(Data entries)
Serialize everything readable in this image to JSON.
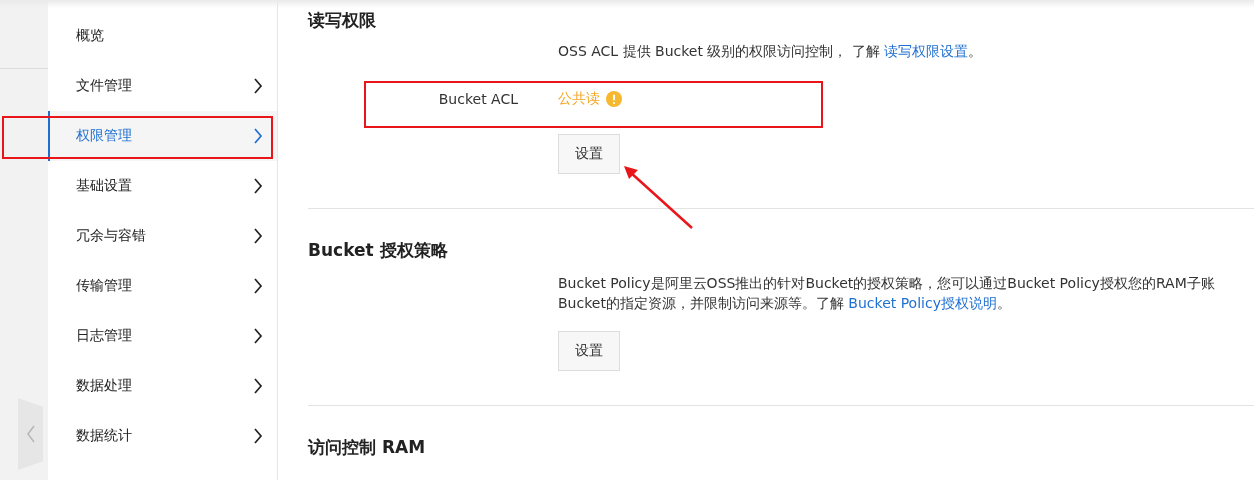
{
  "sidebar": {
    "items": [
      {
        "label": "概览",
        "selected": false,
        "has_children": false
      },
      {
        "label": "文件管理",
        "selected": false,
        "has_children": true
      },
      {
        "label": "权限管理",
        "selected": true,
        "has_children": true
      },
      {
        "label": "基础设置",
        "selected": false,
        "has_children": true
      },
      {
        "label": "冗余与容错",
        "selected": false,
        "has_children": true
      },
      {
        "label": "传输管理",
        "selected": false,
        "has_children": true
      },
      {
        "label": "日志管理",
        "selected": false,
        "has_children": true
      },
      {
        "label": "数据处理",
        "selected": false,
        "has_children": true
      },
      {
        "label": "数据统计",
        "selected": false,
        "has_children": true
      }
    ]
  },
  "sections": [
    {
      "title": "读写权限",
      "description_lines": [
        "OSS ACL 提供 Bucket 级别的权限访问控制， 了解 "
      ],
      "link": "读写权限设置",
      "after_link": "。",
      "field": {
        "label": "Bucket ACL",
        "value": "公共读",
        "warning": true
      },
      "button": "设置"
    },
    {
      "title": "Bucket 授权策略",
      "description_lines": [
        "Bucket Policy是阿里云OSS推出的针对Bucket的授权策略，您可以通过Bucket Policy授权您的RAM子账",
        "Bucket的指定资源，并限制访问来源等。了解 "
      ],
      "link": "Bucket Policy授权说明",
      "after_link": "。",
      "button": "设置"
    },
    {
      "title": "访问控制 RAM"
    }
  ]
}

_Task_
All records must be output exactly as they are, except for the pictures, which are left out.

_Solution to this exercise_
Serialize everything readable in this image to JSON.
{
  "sidebar": {
    "items": [
      {
        "label": "概览",
        "selected": false,
        "has_children": false
      },
      {
        "label": "文件管理",
        "selected": false,
        "has_children": true
      },
      {
        "label": "权限管理",
        "selected": true,
        "has_children": true
      },
      {
        "label": "基础设置",
        "selected": false,
        "has_children": true
      },
      {
        "label": "冗余与容错",
        "selected": false,
        "has_children": true
      },
      {
        "label": "传输管理",
        "selected": false,
        "has_children": true
      },
      {
        "label": "日志管理",
        "selected": false,
        "has_children": true
      },
      {
        "label": "数据处理",
        "selected": false,
        "has_children": true
      },
      {
        "label": "数据统计",
        "selected": false,
        "has_children": true
      }
    ]
  },
  "sections": [
    {
      "title": "读写权限",
      "description_lines": [
        "OSS ACL 提供 Bucket 级别的权限访问控制， 了解 "
      ],
      "link": "读写权限设置",
      "after_link": "。",
      "field": {
        "label": "Bucket ACL",
        "value": "公共读",
        "warning": true
      },
      "button": "设置"
    },
    {
      "title": "Bucket 授权策略",
      "description_lines": [
        "Bucket Policy是阿里云OSS推出的针对Bucket的授权策略，您可以通过Bucket Policy授权您的RAM子账",
        "Bucket的指定资源，并限制访问来源等。了解 "
      ],
      "link": "Bucket Policy授权说明",
      "after_link": "。",
      "button": "设置"
    },
    {
      "title": "访问控制 RAM"
    }
  ]
}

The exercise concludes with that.